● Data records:
==*==

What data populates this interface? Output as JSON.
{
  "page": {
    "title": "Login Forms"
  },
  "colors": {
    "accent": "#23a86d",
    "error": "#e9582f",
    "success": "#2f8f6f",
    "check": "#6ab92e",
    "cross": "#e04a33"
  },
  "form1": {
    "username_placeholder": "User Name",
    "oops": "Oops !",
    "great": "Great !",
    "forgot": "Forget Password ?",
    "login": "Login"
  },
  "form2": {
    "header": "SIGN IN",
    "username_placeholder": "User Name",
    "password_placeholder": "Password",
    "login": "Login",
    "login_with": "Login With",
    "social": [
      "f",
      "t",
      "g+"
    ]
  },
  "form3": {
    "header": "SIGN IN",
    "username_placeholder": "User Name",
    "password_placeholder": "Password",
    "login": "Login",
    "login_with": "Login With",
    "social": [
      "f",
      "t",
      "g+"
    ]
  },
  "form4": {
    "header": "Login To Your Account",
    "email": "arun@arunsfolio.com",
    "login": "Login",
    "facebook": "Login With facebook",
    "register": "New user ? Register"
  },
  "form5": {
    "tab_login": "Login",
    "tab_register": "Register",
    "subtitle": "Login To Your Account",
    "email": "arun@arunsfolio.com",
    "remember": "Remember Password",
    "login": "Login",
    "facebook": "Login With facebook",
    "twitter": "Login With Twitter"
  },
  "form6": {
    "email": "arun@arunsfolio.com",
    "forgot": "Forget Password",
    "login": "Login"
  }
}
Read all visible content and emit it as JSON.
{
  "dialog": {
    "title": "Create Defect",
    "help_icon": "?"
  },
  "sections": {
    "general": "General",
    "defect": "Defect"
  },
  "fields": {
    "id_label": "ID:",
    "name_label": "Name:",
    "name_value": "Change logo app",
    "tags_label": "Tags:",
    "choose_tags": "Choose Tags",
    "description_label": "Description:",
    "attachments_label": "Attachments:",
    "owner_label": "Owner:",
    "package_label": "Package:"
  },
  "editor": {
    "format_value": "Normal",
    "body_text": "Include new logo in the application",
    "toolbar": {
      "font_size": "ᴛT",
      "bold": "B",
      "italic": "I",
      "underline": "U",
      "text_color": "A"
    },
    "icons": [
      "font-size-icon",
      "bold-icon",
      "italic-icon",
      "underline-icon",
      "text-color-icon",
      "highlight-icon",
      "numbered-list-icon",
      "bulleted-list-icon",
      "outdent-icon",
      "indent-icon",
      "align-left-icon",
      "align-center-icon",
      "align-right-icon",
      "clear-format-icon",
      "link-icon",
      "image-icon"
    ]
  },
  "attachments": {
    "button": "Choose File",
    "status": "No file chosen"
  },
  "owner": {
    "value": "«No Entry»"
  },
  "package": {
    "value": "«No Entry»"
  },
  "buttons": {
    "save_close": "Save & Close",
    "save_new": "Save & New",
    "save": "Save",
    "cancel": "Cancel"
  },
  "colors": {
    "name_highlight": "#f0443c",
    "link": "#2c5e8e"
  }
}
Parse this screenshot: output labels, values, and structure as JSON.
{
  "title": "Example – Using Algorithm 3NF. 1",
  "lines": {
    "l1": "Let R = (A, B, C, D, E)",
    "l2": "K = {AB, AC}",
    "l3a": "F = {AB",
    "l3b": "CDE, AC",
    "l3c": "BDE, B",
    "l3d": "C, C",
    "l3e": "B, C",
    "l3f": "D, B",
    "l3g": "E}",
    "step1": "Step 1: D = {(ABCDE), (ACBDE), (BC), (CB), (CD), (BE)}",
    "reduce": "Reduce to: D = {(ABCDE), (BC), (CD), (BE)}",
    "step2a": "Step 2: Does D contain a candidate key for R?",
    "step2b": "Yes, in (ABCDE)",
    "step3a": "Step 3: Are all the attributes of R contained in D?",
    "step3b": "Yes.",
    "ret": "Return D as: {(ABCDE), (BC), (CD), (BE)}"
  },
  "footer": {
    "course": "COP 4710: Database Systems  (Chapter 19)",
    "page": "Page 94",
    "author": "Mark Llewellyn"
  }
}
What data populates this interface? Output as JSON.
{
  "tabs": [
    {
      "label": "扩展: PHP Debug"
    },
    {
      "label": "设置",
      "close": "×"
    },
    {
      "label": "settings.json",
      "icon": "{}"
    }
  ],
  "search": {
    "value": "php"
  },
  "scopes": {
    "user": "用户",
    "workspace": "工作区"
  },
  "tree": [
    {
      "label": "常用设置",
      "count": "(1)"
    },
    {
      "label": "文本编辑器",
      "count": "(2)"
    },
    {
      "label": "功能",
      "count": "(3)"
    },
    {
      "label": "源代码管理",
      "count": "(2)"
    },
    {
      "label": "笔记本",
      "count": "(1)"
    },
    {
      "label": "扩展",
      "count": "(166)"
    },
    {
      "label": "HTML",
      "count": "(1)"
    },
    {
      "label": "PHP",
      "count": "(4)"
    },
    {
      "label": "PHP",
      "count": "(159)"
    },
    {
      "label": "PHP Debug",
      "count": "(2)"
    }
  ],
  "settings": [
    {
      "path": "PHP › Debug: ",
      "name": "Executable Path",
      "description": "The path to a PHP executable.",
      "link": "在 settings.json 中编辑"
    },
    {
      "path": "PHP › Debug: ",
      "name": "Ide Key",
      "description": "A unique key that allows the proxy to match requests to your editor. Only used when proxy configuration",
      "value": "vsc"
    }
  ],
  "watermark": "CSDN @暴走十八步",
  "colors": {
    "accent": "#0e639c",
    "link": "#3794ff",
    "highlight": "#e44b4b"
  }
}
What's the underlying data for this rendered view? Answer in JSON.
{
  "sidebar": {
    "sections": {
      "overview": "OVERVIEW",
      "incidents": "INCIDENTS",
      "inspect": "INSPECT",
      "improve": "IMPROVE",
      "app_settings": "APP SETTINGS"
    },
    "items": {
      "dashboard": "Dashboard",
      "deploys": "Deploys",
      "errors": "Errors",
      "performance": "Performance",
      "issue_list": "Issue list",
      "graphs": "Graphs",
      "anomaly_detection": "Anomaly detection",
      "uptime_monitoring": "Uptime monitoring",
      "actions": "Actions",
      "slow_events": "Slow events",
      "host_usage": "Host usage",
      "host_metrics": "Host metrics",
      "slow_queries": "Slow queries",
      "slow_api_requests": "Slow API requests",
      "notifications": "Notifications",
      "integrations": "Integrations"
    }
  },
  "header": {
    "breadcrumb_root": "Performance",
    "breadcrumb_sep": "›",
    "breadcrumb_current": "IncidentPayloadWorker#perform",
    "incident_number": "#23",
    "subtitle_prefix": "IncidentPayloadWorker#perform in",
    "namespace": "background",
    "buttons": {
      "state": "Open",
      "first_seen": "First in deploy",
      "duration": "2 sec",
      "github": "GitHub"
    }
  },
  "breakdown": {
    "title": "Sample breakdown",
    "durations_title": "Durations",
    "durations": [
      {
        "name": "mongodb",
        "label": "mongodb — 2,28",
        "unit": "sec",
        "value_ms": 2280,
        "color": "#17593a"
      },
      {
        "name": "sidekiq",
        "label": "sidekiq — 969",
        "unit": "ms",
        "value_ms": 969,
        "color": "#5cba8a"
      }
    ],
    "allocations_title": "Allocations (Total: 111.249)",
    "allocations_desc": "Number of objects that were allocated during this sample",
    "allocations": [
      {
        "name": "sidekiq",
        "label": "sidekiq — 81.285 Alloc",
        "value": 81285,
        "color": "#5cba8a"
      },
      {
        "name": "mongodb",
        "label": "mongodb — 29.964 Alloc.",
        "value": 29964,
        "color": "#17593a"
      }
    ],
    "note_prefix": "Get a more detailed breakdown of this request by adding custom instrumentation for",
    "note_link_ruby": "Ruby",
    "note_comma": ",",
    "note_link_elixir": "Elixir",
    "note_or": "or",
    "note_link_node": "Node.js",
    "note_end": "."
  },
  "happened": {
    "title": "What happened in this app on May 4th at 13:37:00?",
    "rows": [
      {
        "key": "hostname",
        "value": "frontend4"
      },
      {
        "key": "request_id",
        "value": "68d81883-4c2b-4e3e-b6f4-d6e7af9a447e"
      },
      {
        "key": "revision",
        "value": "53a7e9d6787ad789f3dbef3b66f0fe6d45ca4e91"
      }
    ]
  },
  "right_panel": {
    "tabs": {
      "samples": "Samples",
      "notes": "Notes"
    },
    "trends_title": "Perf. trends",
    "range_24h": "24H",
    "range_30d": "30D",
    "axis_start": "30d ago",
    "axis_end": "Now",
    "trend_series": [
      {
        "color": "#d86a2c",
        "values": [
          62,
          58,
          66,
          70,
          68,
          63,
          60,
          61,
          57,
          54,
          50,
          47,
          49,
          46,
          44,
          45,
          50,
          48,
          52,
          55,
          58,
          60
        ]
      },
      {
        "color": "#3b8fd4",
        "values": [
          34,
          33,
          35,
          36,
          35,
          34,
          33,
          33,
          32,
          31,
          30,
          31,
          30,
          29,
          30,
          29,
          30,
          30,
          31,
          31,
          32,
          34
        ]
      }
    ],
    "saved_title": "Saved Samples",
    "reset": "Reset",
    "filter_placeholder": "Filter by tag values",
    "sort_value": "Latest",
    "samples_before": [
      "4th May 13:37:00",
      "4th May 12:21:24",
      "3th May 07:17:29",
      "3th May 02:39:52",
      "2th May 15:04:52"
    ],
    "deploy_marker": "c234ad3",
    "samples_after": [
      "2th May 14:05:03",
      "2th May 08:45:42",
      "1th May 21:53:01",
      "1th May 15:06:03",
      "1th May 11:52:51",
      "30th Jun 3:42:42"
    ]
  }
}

==*==

● What needs to be done:
Show all lines in the entries above where the word "Forget" appears.

● Answer to this task:
    "forgot": "Forget Password ?",
    "forgot": "Forget Password",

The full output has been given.